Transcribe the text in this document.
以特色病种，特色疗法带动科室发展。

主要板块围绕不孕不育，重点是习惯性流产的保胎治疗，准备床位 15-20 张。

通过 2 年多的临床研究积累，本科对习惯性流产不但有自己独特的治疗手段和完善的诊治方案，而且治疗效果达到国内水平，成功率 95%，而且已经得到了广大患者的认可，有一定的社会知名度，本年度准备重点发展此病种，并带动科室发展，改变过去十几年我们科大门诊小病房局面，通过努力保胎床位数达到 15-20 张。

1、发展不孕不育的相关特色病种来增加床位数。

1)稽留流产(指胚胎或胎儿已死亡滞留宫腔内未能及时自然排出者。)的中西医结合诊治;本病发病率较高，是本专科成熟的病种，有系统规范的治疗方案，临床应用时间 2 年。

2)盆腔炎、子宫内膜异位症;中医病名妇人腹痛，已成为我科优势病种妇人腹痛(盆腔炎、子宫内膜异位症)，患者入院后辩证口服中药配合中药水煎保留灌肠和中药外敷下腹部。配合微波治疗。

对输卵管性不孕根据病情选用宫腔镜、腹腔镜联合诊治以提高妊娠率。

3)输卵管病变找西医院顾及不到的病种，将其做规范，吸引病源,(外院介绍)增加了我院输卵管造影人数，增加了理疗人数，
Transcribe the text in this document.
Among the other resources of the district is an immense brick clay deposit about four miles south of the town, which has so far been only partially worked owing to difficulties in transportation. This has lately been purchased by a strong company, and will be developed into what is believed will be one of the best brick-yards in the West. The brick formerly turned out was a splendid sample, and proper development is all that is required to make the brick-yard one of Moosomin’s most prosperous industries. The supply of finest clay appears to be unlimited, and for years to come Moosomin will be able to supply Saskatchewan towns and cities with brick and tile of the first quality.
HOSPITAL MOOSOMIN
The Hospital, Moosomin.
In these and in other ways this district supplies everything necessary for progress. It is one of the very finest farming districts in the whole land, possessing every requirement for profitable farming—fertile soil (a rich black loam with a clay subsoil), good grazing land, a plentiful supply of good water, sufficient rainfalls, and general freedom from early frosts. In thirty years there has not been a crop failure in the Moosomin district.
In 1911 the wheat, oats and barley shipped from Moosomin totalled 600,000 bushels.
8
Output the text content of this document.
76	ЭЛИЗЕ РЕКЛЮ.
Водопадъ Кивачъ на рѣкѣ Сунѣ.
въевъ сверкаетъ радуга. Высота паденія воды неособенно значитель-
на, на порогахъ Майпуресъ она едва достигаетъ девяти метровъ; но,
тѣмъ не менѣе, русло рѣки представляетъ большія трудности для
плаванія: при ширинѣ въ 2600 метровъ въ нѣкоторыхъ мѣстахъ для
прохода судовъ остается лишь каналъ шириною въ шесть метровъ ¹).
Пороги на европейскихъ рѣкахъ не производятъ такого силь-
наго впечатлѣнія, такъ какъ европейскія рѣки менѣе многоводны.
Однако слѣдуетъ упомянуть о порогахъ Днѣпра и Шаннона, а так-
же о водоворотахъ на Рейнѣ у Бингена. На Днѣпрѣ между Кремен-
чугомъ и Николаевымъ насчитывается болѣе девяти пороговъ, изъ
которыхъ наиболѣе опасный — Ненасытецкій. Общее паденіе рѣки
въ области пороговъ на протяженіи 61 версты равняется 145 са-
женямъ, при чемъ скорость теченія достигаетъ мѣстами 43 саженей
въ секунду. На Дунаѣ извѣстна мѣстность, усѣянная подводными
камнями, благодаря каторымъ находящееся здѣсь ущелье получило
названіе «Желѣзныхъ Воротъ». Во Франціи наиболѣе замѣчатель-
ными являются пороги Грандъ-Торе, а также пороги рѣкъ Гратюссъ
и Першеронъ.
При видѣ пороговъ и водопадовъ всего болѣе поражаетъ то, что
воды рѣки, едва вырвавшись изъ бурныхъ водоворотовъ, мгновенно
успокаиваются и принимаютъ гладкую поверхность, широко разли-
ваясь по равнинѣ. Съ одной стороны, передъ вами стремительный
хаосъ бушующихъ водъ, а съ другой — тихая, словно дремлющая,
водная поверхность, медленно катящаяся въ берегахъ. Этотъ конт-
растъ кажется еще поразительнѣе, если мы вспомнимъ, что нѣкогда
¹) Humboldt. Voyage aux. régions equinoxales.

TASK PROMPT: Restate the data above word for word.

COMPLETED TASK:
Transcribe the text in this document.
以特色病种，特色疗法带动科室发展。

主要板块围绕不孕不育，重点是习惯性流产的保胎治疗，准备床位 15-20 张。

通过 2 年多的临床研究积累，本科对习惯性流产不但有自己独特的治疗手段和完善的诊治方案，而且治疗效果达到国内水平，成功率 95%，而且已经得到了广大患者的认可，有一定的社会知名度，本年度准备重点发展此病种，并带动科室发展，改变过去十几年我们科大门诊小病房局面，通过努力保胎床位数达到 15-20 张。

1、发展不孕不育的相关特色病种来增加床位数。

1)稽留流产(指胚胎或胎儿已死亡滞留宫腔内未能及时自然排出者。)的中西医结合诊治;本病发病率较高，是本专科成熟的病种，有系统规范的治疗方案，临床应用时间 2 年。

2)盆腔炎、子宫内膜异位症;中医病名妇人腹痛，已成为我科优势病种妇人腹痛(盆腔炎、子宫内膜异位症)，患者入院后辩证口服中药配合中药水煎保留灌肠和中药外敷下腹部。配合微波治疗。

对输卵管性不孕根据病情选用宫腔镜、腹腔镜联合诊治以提高妊娠率。

3)输卵管病变找西医院顾及不到的病种，将其做规范，吸引病源,(外院介绍)增加了我院输卵管造影人数，增加了理疗人数，
Transcribe the text in this document.
Among the other resources of the district is an immense brick clay deposit about four miles south of the town, which has so far been only partially worked owing to difficulties in transportation. This has lately been purchased by a strong company, and will be developed into what is believed will be one of the best brick-yards in the West. The brick formerly turned out was a splendid sample, and proper development is all that is required to make the brick-yard one of Moosomin’s most prosperous industries. The supply of finest clay appears to be unlimited, and for years to come Moosomin will be able to supply Saskatchewan towns and cities with brick and tile of the first quality.
HOSPITAL MOOSOMIN
The Hospital, Moosomin.
In these and in other ways this district supplies everything necessary for progress. It is one of the very finest farming districts in the whole land, possessing every requirement for profitable farming—fertile soil (a rich black loam with a clay subsoil), good grazing land, a plentiful supply of good water, sufficient rainfalls, and general freedom from early frosts. In thirty years there has not been a crop failure in the Moosomin district.
In 1911 the wheat, oats and barley shipped from Moosomin totalled 600,000 bushels.
8
Output the text content of this document.
76	ЭЛИЗЕ РЕКЛЮ.
Водопадъ Кивачъ на рѣкѣ Сунѣ.
въевъ сверкаетъ радуга. Высота паденія воды неособенно значитель-
на, на порогахъ Майпуресъ она едва достигаетъ девяти метровъ; но,
тѣмъ не менѣе, русло рѣки представляетъ большія трудности для
плаванія: при ширинѣ въ 2600 метровъ въ нѣкоторыхъ мѣстахъ для
прохода судовъ остается лишь каналъ шириною въ шесть метровъ ¹).
Пороги на европейскихъ рѣкахъ не производятъ такого силь-
наго впечатлѣнія, такъ какъ европейскія рѣки менѣе многоводны.
Однако слѣдуетъ упомянуть о порогахъ Днѣпра и Шаннона, а так-
же о водоворотахъ на Рейнѣ у Бингена. На Днѣпрѣ между Кремен-
чугомъ и Николаевымъ насчитывается болѣе девяти пороговъ, изъ
которыхъ наиболѣе опасный — Ненасытецкій. Общее паденіе рѣки
въ области пороговъ на протяженіи 61 версты равняется 145 са-
женямъ, при чемъ скорость теченія достигаетъ мѣстами 43 саженей
въ секунду. На Дунаѣ извѣстна мѣстность, усѣянная подводными
камнями, благодаря каторымъ находящееся здѣсь ущелье получило
названіе «Желѣзныхъ Воротъ». Во Франціи наиболѣе замѣчатель-
ными являются пороги Грандъ-Торе, а также пороги рѣкъ Гратюссъ
и Першеронъ.
При видѣ пороговъ и водопадовъ всего болѣе поражаетъ то, что
воды рѣки, едва вырвавшись изъ бурныхъ водоворотовъ, мгновенно
успокаиваются и принимаютъ гладкую поверхность, широко разли-
ваясь по равнинѣ. Съ одной стороны, передъ вами стремительный
хаосъ бушующихъ водъ, а съ другой — тихая, словно дремлющая,
водная поверхность, медленно катящаяся въ берегахъ. Этотъ конт-
растъ кажется еще поразительнѣе, если мы вспомнимъ, что нѣкогда
¹) Humboldt. Voyage aux. régions equinoxales.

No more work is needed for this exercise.